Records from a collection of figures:
________
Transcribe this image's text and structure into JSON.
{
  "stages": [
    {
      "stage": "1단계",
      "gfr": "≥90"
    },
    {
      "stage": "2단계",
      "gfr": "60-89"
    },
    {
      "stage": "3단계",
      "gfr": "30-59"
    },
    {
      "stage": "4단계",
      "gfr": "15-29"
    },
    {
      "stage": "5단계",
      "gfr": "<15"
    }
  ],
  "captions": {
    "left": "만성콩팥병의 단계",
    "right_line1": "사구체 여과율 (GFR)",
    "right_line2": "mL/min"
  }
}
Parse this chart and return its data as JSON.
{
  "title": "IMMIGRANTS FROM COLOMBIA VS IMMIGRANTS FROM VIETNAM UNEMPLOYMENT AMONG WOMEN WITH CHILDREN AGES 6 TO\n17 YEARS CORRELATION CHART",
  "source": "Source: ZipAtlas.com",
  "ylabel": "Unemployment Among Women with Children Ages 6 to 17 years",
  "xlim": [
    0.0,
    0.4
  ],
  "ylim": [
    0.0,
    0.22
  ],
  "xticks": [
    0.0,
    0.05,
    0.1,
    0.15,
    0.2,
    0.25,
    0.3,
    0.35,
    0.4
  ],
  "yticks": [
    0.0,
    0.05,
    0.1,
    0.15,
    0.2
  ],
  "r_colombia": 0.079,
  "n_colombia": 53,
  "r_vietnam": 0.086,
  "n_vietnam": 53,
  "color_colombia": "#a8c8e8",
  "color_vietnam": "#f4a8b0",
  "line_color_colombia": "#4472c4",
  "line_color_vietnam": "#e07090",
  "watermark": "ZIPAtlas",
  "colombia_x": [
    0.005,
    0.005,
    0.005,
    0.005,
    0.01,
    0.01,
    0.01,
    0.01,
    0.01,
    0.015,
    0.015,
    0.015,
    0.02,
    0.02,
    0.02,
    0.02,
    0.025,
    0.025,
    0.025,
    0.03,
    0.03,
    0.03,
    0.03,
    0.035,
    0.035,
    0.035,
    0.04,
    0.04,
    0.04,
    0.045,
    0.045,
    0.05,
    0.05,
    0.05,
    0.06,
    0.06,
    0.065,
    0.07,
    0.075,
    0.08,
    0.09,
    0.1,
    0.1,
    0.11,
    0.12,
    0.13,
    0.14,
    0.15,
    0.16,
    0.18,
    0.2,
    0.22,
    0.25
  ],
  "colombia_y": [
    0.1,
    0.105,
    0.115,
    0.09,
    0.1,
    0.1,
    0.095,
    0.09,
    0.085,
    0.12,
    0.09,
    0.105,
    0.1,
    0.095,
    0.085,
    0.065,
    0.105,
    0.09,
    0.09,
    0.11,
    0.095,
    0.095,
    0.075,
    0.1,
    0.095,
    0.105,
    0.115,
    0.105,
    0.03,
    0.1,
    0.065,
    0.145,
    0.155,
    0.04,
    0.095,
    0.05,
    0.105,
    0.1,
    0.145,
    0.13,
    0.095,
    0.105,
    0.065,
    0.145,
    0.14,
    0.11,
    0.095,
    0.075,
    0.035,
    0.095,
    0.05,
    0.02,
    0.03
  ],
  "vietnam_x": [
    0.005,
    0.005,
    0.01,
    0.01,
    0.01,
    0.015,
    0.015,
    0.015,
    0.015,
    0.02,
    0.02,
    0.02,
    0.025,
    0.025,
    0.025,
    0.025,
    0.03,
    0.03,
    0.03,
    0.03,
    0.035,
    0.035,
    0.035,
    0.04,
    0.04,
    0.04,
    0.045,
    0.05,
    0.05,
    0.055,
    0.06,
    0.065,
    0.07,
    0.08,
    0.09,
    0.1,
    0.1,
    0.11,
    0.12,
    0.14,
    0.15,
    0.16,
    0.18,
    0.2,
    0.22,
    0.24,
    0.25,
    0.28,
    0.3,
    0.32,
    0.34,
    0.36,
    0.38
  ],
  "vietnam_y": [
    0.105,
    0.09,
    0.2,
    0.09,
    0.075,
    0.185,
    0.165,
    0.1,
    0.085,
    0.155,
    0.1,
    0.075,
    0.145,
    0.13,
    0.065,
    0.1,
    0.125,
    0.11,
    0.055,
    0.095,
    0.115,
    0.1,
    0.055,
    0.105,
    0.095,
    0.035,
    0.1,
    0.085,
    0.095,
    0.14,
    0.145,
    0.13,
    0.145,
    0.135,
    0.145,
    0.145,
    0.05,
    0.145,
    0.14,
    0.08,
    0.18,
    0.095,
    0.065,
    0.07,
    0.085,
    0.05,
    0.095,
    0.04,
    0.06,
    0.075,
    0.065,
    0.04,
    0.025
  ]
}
________
Reproduce each line of the entries in which the word "this" is found.

EXERCISE OUTPUT =>
Transcribe this image's text and structure into JSON.
Parse this chart and return its data as JSON.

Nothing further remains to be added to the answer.